[Start DATA FOR PROCESSING]

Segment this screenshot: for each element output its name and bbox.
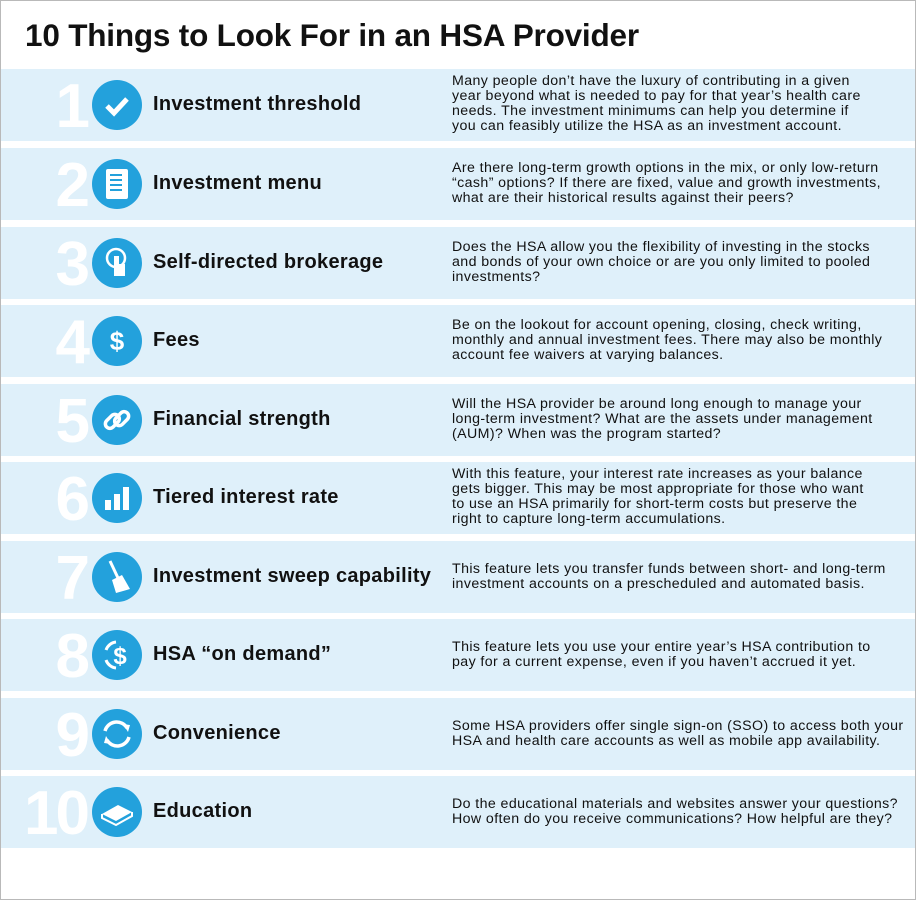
row 2: Investment menu (153, 172, 322, 194)
row 1: Many people don’t have the luxury of contributing in a given (452, 73, 850, 89)
row 10: How often do you receive communications? How helpful are they? (452, 811, 892, 827)
row 7 (1, 541, 915, 613)
icon: broom (92, 552, 142, 602)
row 1: year beyond what is needed to pay for that year’s health care (452, 88, 861, 104)
title: 10 Things to Look For in an HSA Provider (25, 17, 639, 53)
row 5: (AUM)? When was the program started? (452, 426, 721, 442)
icon: bars (92, 473, 142, 523)
row 5: Will the HSA provider be around long enough to manage your (452, 396, 862, 412)
row 7: This feature lets you transfer funds between short- and long-term (452, 561, 886, 577)
row 3: 3 (56, 230, 87, 299)
row 10: 10 (24, 779, 87, 848)
row 4: 4 (56, 308, 87, 377)
row 3: Does the HSA allow you the flexibility of investing in the stocks (452, 239, 870, 255)
row 8 (1, 619, 915, 691)
row 9: 9 (56, 701, 87, 770)
row 8: HSA “on demand” (153, 643, 331, 665)
row 8: 8 (56, 622, 87, 691)
row 1: 1 (56, 72, 87, 141)
row 6: to use an HSA primarily for short-term costs but preserve the (452, 496, 857, 512)
icon: book (92, 787, 142, 837)
icon: link (92, 395, 142, 445)
row 5: 5 (56, 387, 87, 456)
row 8: This feature lets you use your entire year’s HSA contribution to (452, 639, 871, 655)
row 6: gets bigger. This may be most appropriate for those who want (452, 481, 864, 497)
row 9: HSA and health care accounts as well as mobile app availability. (452, 733, 880, 749)
row 5: Financial strength (153, 408, 331, 430)
row 4: Fees (153, 329, 200, 351)
row 4: account fee waivers at varying balances. (452, 347, 724, 363)
row 9: Some HSA providers offer single sign-on (SSO) to access both your (452, 718, 904, 734)
row 3: Self-directed brokerage (153, 251, 383, 273)
icon: pointer (92, 238, 142, 288)
row 3: and bonds of your own choice or are you only limited to pooled (452, 254, 870, 270)
icon: menu (92, 159, 142, 209)
row 4: Be on the lookout for account opening, closing, check writing, (452, 317, 862, 333)
row 2: “cash” options? If there are fixed, value and growth investments, (452, 175, 881, 191)
row 1: Investment threshold (153, 93, 361, 115)
row 6 (1, 462, 915, 534)
icon: dollar arrows: $ (113, 643, 127, 670)
row 1: needs. The investment minimums can help you determine if (452, 103, 849, 119)
icon: dollar: $ (110, 326, 125, 356)
row 1 (1, 69, 915, 141)
icon: dollar arrows (92, 630, 142, 680)
row 3 (1, 227, 915, 299)
row 2 (1, 148, 915, 220)
row 2: what are their historical results against their peers? (452, 190, 794, 206)
row 10: Education (153, 800, 252, 822)
row 7: 7 (56, 544, 87, 613)
row 10 (1, 776, 915, 848)
icon: check (92, 80, 142, 130)
row 7: Investment sweep capability (153, 565, 431, 587)
row 2: Are there long-term growth options in the mix, or only low-return (452, 160, 879, 176)
row 1: you can feasibly utilize the HSA as an investment account. (452, 118, 842, 134)
row 6: 6 (56, 465, 87, 534)
icon: dollar (92, 316, 142, 366)
icon: refresh (92, 709, 142, 759)
row 6: With this feature, your interest rate increases as your balance (452, 466, 863, 482)
row 4 (1, 305, 915, 377)
row 5: long-term investment? What are the assets under management (452, 411, 873, 427)
row 6: Tiered interest rate (153, 486, 339, 508)
row 4: monthly and annual investment fees. There may also be monthly (452, 332, 882, 348)
row 3: investments? (452, 269, 540, 285)
row 8: pay for a current expense, even if you haven’t accrued it yet. (452, 654, 856, 670)
row 5 (1, 384, 915, 456)
row 9: Convenience (153, 722, 281, 744)
row 9 (1, 698, 915, 770)
row 2: 2 (56, 151, 87, 220)
row 10: Do the educational materials and websites answer your questions? (452, 796, 898, 812)
row 7: investment accounts on a prescheduled and automated basis. (452, 576, 865, 592)
row 6: right to capture long-term accumulations. (452, 511, 725, 527)
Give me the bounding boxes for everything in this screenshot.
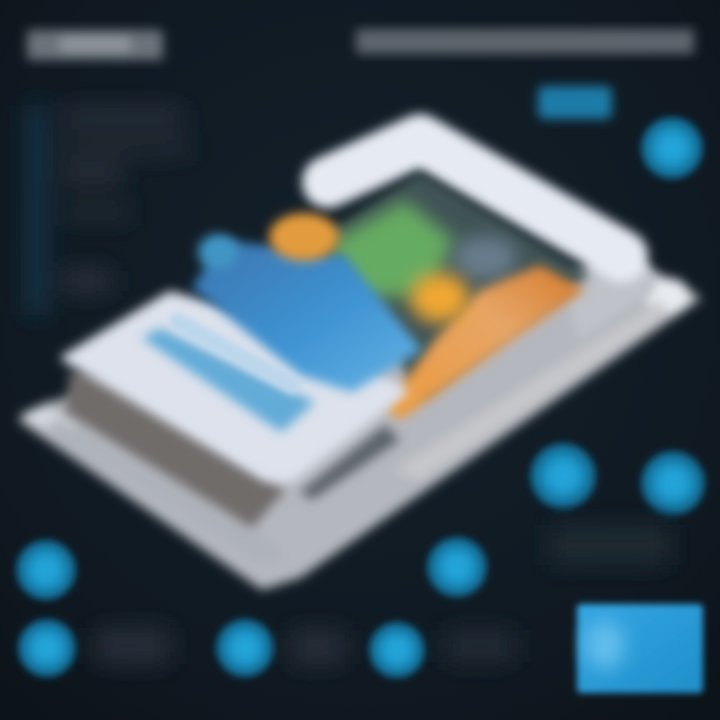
- grey area: [453, 236, 517, 280]
- blue pill badge: [538, 86, 612, 119]
- yellow-orange spot: [410, 273, 470, 323]
- orange wedge: [385, 265, 585, 420]
- subtitle heading: [356, 29, 694, 54]
- base plate: [18, 262, 702, 590]
- icon: top right dot: [640, 116, 704, 180]
- blue card: [192, 234, 422, 392]
- isometric device illustration: [18, 140, 702, 590]
- icon: center dot: [426, 536, 488, 598]
- light strip on slab: [142, 322, 315, 432]
- icon: lower left dot: [15, 539, 77, 601]
- icon: bottom left dot: [17, 618, 77, 678]
- green area: [325, 200, 455, 300]
- icon: bottom center dot: [368, 621, 426, 679]
- tablet frame: [328, 140, 655, 340]
- title block: [27, 30, 163, 60]
- orange circle: [269, 213, 339, 261]
- bottom captions: [95, 525, 670, 664]
- icon: right dot one: [529, 442, 597, 510]
- icon: bottom middle dot: [215, 618, 275, 678]
- icon: right dot two: [640, 450, 706, 516]
- blue panel: [577, 604, 703, 693]
- left text list: [28, 105, 192, 315]
- white slab: [64, 294, 405, 480]
- screen content: [325, 172, 590, 420]
- screen dark backdrop: [330, 172, 590, 400]
- slab side shadow: [65, 370, 400, 528]
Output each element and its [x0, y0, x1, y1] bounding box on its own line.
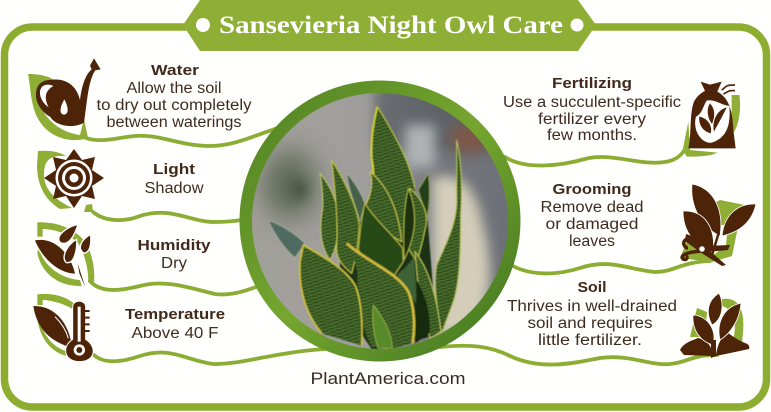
text: fertilizing — [503, 75, 681, 144]
text: fertilizing: few months. — [547, 127, 637, 144]
text: water: Allow the soil — [126, 80, 222, 97]
text: humidity: Dry — [161, 255, 187, 272]
text: humidity — [138, 237, 211, 272]
icon: thermometer — [33, 294, 93, 362]
photo background — [250, 85, 510, 352]
text: light: Shadow — [144, 180, 204, 197]
text: soil: little fertilizer. — [538, 332, 642, 349]
dark plant backing — [340, 208, 437, 352]
text: temperature: Above 40 F — [132, 325, 218, 342]
text: water — [96, 62, 252, 131]
wavy connector lines — [86, 128, 717, 365]
text: fertilizing: fertilizer every — [538, 111, 646, 128]
icon: watering can — [28, 58, 101, 140]
plant photo — [246, 85, 514, 355]
leaves — [268, 107, 462, 352]
leaf behind can — [28, 74, 88, 140]
text: soil — [507, 279, 677, 349]
text: light — [144, 161, 204, 197]
text: grooming — [540, 181, 644, 250]
text: soil: Thrives in well-drained — [507, 298, 677, 315]
photo ring — [246, 87, 514, 355]
text: grooming: leaves — [569, 233, 615, 250]
text: grooming: Grooming — [552, 181, 632, 198]
leaf behind thermometer — [37, 294, 76, 356]
title banner — [183, 0, 596, 51]
icon: humidity — [34, 222, 94, 287]
text: temperature: Temperature — [125, 306, 225, 323]
text: temperature — [125, 306, 225, 342]
leaf behind drops — [37, 222, 94, 286]
text: humidity: Humidity — [138, 237, 211, 254]
icon: grooming shears — [680, 184, 756, 266]
title: Sansevieria Night Owl Care — [219, 12, 563, 39]
icon: soil and plant — [680, 293, 749, 358]
text: fertilizing: Fertilizing — [552, 75, 632, 92]
text: soil: Soil — [578, 279, 606, 296]
text: water: between waterings — [106, 114, 242, 131]
text: soil: soil and requires — [528, 315, 653, 332]
icon: sun — [37, 149, 104, 212]
icon: fertilizer bag — [683, 82, 740, 157]
text: water: Water — [151, 62, 199, 79]
text: light: Light — [153, 161, 195, 178]
website credit: PlantAmerica.com — [310, 369, 466, 388]
text: grooming: or damaged — [546, 216, 638, 233]
text: water: to dry out completely — [96, 97, 252, 114]
text: grooming: Remove dead — [540, 199, 644, 216]
text: fertilizing: Use a succulent-specific — [503, 94, 681, 111]
leaf behind sun — [37, 151, 93, 212]
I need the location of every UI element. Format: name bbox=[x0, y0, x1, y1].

[End DATA FOR PROCESSING]

▸ **EXERCISE PROMPT**: Copy the lines of the listing from the one containing "text: fertilizing — [503, 75, 681, 144]" through the one containing "text: soil — [507, 279, 677, 349]", inclusive, without changing anything.

▸ **WRITTEN ANSWER**:
text: fertilizing — [503, 75, 681, 144]
text: fertilizing: few months. — [547, 127, 637, 144]
text: water: Allow the soil — [126, 80, 222, 97]
text: humidity: Dry — [161, 255, 187, 272]
text: humidity — [138, 237, 211, 272]
icon: thermometer — [33, 294, 93, 362]
photo background — [250, 85, 510, 352]
text: light: Shadow — [144, 180, 204, 197]
text: soil: little fertilizer. — [538, 332, 642, 349]
dark plant backing — [340, 208, 437, 352]
text: temperature: Above 40 F — [132, 325, 218, 342]
text: water — [96, 62, 252, 131]
wavy connector lines — [86, 128, 717, 365]
text: fertilizing: fertilizer every — [538, 111, 646, 128]
icon: watering can — [28, 58, 101, 140]
plant photo — [246, 85, 514, 355]
leaves — [268, 107, 462, 352]
leaf behind can — [28, 74, 88, 140]
text: soil — [507, 279, 677, 349]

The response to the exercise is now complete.